• [What is expected]: Give back the whole listing exactly as shown.

• [Data excerpts]:
_ _ _ _ _
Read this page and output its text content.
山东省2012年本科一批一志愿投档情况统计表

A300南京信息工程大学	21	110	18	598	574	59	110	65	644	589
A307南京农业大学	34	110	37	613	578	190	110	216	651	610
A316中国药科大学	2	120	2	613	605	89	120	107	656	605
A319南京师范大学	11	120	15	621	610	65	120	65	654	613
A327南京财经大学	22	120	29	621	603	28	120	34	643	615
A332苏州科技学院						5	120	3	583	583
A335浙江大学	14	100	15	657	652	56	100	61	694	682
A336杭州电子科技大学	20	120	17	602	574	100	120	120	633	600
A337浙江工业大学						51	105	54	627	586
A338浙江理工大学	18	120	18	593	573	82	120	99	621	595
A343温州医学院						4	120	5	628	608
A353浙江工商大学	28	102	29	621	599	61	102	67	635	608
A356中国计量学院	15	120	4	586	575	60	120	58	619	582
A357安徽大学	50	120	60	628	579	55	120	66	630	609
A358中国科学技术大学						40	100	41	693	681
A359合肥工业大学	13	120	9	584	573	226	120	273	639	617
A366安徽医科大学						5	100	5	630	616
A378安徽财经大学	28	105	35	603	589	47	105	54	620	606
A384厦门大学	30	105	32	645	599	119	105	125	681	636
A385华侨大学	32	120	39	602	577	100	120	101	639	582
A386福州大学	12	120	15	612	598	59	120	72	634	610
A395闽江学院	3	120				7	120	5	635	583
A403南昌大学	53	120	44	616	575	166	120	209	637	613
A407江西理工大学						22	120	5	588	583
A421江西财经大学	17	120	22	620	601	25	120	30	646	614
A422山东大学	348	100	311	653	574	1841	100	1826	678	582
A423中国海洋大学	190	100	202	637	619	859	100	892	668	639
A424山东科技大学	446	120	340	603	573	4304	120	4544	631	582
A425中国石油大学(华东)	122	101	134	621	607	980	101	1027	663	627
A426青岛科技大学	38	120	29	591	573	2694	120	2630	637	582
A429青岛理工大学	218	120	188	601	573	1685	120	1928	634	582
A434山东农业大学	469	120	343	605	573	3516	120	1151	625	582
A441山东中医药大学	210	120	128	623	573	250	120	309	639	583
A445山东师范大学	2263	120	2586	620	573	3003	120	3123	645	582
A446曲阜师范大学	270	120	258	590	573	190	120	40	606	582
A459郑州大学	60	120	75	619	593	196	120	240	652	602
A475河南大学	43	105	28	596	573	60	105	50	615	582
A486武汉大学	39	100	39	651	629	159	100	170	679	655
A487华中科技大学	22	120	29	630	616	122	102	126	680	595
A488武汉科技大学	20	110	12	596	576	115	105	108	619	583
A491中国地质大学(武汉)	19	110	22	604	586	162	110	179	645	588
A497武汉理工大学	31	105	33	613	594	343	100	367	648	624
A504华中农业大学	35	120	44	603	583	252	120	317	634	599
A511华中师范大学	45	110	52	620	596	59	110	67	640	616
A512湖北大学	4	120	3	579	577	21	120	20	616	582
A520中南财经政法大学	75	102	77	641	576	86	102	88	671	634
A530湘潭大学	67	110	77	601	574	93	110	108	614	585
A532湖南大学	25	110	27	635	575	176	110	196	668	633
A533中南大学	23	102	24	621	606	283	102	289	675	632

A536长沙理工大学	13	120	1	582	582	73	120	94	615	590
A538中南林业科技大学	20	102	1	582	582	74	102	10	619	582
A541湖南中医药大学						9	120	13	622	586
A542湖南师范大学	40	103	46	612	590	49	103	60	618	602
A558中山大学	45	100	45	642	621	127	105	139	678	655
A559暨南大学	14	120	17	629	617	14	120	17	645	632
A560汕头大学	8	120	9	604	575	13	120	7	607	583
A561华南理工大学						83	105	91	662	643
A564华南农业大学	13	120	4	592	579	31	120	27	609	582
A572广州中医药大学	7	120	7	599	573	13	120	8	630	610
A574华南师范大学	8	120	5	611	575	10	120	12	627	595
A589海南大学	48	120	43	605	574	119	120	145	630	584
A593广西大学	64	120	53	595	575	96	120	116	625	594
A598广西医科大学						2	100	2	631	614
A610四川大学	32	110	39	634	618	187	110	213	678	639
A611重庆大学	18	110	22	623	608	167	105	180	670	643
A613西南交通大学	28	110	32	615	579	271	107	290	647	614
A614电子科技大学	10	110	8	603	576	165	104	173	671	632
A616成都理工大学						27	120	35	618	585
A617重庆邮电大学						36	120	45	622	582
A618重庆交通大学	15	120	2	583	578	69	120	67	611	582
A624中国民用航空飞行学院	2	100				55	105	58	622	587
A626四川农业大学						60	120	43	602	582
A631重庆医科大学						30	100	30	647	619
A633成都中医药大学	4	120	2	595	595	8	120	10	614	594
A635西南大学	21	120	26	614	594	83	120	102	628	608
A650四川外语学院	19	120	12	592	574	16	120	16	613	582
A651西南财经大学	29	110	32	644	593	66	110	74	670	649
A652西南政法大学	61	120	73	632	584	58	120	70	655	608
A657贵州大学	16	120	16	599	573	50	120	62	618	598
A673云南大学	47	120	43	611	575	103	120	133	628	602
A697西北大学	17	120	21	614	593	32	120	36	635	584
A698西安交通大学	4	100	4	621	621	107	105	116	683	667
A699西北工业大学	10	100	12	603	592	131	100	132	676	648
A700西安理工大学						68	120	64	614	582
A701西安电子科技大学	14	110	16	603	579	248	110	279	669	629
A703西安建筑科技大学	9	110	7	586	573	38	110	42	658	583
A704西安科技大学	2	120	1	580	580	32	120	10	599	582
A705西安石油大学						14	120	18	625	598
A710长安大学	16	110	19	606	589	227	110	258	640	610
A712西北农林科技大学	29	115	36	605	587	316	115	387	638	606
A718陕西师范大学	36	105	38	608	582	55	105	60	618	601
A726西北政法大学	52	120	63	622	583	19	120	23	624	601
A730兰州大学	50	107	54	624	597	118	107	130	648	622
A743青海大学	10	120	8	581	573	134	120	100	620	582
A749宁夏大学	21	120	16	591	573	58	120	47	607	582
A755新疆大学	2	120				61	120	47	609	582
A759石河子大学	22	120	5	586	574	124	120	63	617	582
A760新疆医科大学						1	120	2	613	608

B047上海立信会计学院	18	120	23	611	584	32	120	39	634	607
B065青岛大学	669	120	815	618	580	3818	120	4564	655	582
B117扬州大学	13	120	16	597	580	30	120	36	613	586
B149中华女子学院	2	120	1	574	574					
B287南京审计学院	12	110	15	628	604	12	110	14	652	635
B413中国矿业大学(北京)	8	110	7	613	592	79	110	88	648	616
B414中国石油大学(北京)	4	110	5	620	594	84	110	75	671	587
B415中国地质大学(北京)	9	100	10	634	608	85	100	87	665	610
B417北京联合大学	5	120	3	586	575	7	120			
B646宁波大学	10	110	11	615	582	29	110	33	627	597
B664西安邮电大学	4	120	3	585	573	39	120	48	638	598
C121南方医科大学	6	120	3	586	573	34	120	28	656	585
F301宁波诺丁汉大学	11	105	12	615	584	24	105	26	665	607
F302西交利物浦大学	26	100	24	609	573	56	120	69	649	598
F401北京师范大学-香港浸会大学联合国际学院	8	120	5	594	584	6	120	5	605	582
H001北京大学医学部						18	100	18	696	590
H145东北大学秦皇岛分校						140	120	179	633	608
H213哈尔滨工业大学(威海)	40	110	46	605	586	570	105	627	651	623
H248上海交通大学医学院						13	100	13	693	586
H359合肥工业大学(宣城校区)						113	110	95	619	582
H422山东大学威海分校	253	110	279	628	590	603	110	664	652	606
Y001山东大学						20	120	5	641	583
_ _ _ _ _
• [In response]:
Read this page and output its text content.
山东省2012年本科一批一志愿投档情况统计表

A300南京信息工程大学	21	110	18	598	574	59	110	65	644	589
A307南京农业大学	34	110	37	613	578	190	110	216	651	610
A316中国药科大学	2	120	2	613	605	89	120	107	656	605
A319南京师范大学	11	120	15	621	610	65	120	65	654	613
A327南京财经大学	22	120	29	621	603	28	120	34	643	615
A332苏州科技学院						5	120	3	583	583
A335浙江大学	14	100	15	657	652	56	100	61	694	682
A336杭州电子科技大学	20	120	17	602	574	100	120	120	633	600
A337浙江工业大学						51	105	54	627	586
A338浙江理工大学	18	120	18	593	573	82	120	99	621	595
A343温州医学院						4	120	5	628	608
A353浙江工商大学	28	102	29	621	599	61	102	67	635	608
A356中国计量学院	15	120	4	586	575	60	120	58	619	582
A357安徽大学	50	120	60	628	579	55	120	66	630	609
A358中国科学技术大学						40	100	41	693	681
A359合肥工业大学	13	120	9	584	573	226	120	273	639	617
A366安徽医科大学						5	100	5	630	616
A378安徽财经大学	28	105	35	603	589	47	105	54	620	606
A384厦门大学	30	105	32	645	599	119	105	125	681	636
A385华侨大学	32	120	39	602	577	100	120	101	639	582
A386福州大学	12	120	15	612	598	59	120	72	634	610
A395闽江学院	3	120				7	120	5	635	583
A403南昌大学	53	120	44	616	575	166	120	209	637	613
A407江西理工大学						22	120	5	588	583
A421江西财经大学	17	120	22	620	601	25	120	30	646	614
A422山东大学	348	100	311	653	574	1841	100	1826	678	582
A423中国海洋大学	190	100	202	637	619	859	100	892	668	639
A424山东科技大学	446	120	340	603	573	4304	120	4544	631	582
A425中国石油大学(华东)	122	101	134	621	607	980	101	1027	663	627
A426青岛科技大学	38	120	29	591	573	2694	120	2630	637	582
A429青岛理工大学	218	120	188	601	573	1685	120	1928	634	582
A434山东农业大学	469	120	343	605	573	3516	120	1151	625	582
A441山东中医药大学	210	120	128	623	573	250	120	309	639	583
A445山东师范大学	2263	120	2586	620	573	3003	120	3123	645	582
A446曲阜师范大学	270	120	258	590	573	190	120	40	606	582
A459郑州大学	60	120	75	619	593	196	120	240	652	602
A475河南大学	43	105	28	596	573	60	105	50	615	582
A486武汉大学	39	100	39	651	629	159	100	170	679	655
A487华中科技大学	22	120	29	630	616	122	102	126	680	595
A488武汉科技大学	20	110	12	596	576	115	105	108	619	583
A491中国地质大学(武汉)	19	110	22	604	586	162	110	179	645	588
A497武汉理工大学	31	105	33	613	594	343	100	367	648	624
A504华中农业大学	35	120	44	603	583	252	120	317	634	599
A511华中师范大学	45	110	52	620	596	59	110	67	640	616
A512湖北大学	4	120	3	579	577	21	120	20	616	582
A520中南财经政法大学	75	102	77	641	576	86	102	88	671	634
A530湘潭大学	67	110	77	601	574	93	110	108	614	585
A532湖南大学	25	110	27	635	575	176	110	196	668	633
A533中南大学	23	102	24	621	606	283	102	289	675	632

A536长沙理工大学	13	120	1	582	582	73	120	94	615	590
A538中南林业科技大学	20	102	1	582	582	74	102	10	619	582
A541湖南中医药大学						9	120	13	622	586
A542湖南师范大学	40	103	46	612	590	49	103	60	618	602
A558中山大学	45	100	45	642	621	127	105	139	678	655
A559暨南大学	14	120	17	629	617	14	120	17	645	632
A560汕头大学	8	120	9	604	575	13	120	7	607	583
A561华南理工大学						83	105	91	662	643
A564华南农业大学	13	120	4	592	579	31	120	27	609	582
A572广州中医药大学	7	120	7	599	573	13	120	8	630	610
A574华南师范大学	8	120	5	611	575	10	120	12	627	595
A589海南大学	48	120	43	605	574	119	120	145	630	584
A593广西大学	64	120	53	595	575	96	120	116	625	594
A598广西医科大学						2	100	2	631	614
A610四川大学	32	110	39	634	618	187	110	213	678	639
A611重庆大学	18	110	22	623	608	167	105	180	670	643
A613西南交通大学	28	110	32	615	579	271	107	290	647	614
A614电子科技大学	10	110	8	603	576	165	104	173	671	632
A616成都理工大学						27	120	35	618	585
A617重庆邮电大学						36	120	45	622	582
A618重庆交通大学	15	120	2	583	578	69	120	67	611	582
A624中国民用航空飞行学院	2	100				55	105	58	622	587
A626四川农业大学						60	120	43	602	582
A631重庆医科大学						30	100	30	647	619
A633成都中医药大学	4	120	2	595	595	8	120	10	614	594
A635西南大学	21	120	26	614	594	83	120	102	628	608
A650四川外语学院	19	120	12	592	574	16	120	16	613	582
A651西南财经大学	29	110	32	644	593	66	110	74	670	649
A652西南政法大学	61	120	73	632	584	58	120	70	655	608
A657贵州大学	16	120	16	599	573	50	120	62	618	598
A673云南大学	47	120	43	611	575	103	120	133	628	602
A697西北大学	17	120	21	614	593	32	120	36	635	584
A698西安交通大学	4	100	4	621	621	107	105	116	683	667
A699西北工业大学	10	100	12	603	592	131	100	132	676	648
A700西安理工大学						68	120	64	614	582
A701西安电子科技大学	14	110	16	603	579	248	110	279	669	629
A703西安建筑科技大学	9	110	7	586	573	38	110	42	658	583
A704西安科技大学	2	120	1	580	580	32	120	10	599	582
A705西安石油大学						14	120	18	625	598
A710长安大学	16	110	19	606	589	227	110	258	640	610
A712西北农林科技大学	29	115	36	605	587	316	115	387	638	606
A718陕西师范大学	36	105	38	608	582	55	105	60	618	601
A726西北政法大学	52	120	63	622	583	19	120	23	624	601
A730兰州大学	50	107	54	624	597	118	107	130	648	622
A743青海大学	10	120	8	581	573	134	120	100	620	582
A749宁夏大学	21	120	16	591	573	58	120	47	607	582
A755新疆大学	2	120				61	120	47	609	582
A759石河子大学	22	120	5	586	574	124	120	63	617	582
A760新疆医科大学						1	120	2	613	608

B047上海立信会计学院	18	120	23	611	584	32	120	39	634	607
B065青岛大学	669	120	815	618	580	3818	120	4564	655	582
B117扬州大学	13	120	16	597	580	30	120	36	613	586
B149中华女子学院	2	120	1	574	574					
B287南京审计学院	12	110	15	628	604	12	110	14	652	635
B413中国矿业大学(北京)	8	110	7	613	592	79	110	88	648	616
B414中国石油大学(北京)	4	110	5	620	594	84	110	75	671	587
B415中国地质大学(北京)	9	100	10	634	608	85	100	87	665	610
B417北京联合大学	5	120	3	586	575	7	120			
B646宁波大学	10	110	11	615	582	29	110	33	627	597
B664西安邮电大学	4	120	3	585	573	39	120	48	638	598
C121南方医科大学	6	120	3	586	573	34	120	28	656	585
F301宁波诺丁汉大学	11	105	12	615	584	24	105	26	665	607
F302西交利物浦大学	26	100	24	609	573	56	120	69	649	598
F401北京师范大学-香港浸会大学联合国际学院	8	120	5	594	584	6	120	5	605	582
H001北京大学医学部						18	100	18	696	590
H145东北大学秦皇岛分校						140	120	179	633	608
H213哈尔滨工业大学(威海)	40	110	46	605	586	570	105	627	651	623
H248上海交通大学医学院						13	100	13	693	586
H359合肥工业大学(宣城校区)						113	110	95	619	582
H422山东大学威海分校	253	110	279	628	590	603	110	664	652	606
Y001山东大学						20	120	5	641	583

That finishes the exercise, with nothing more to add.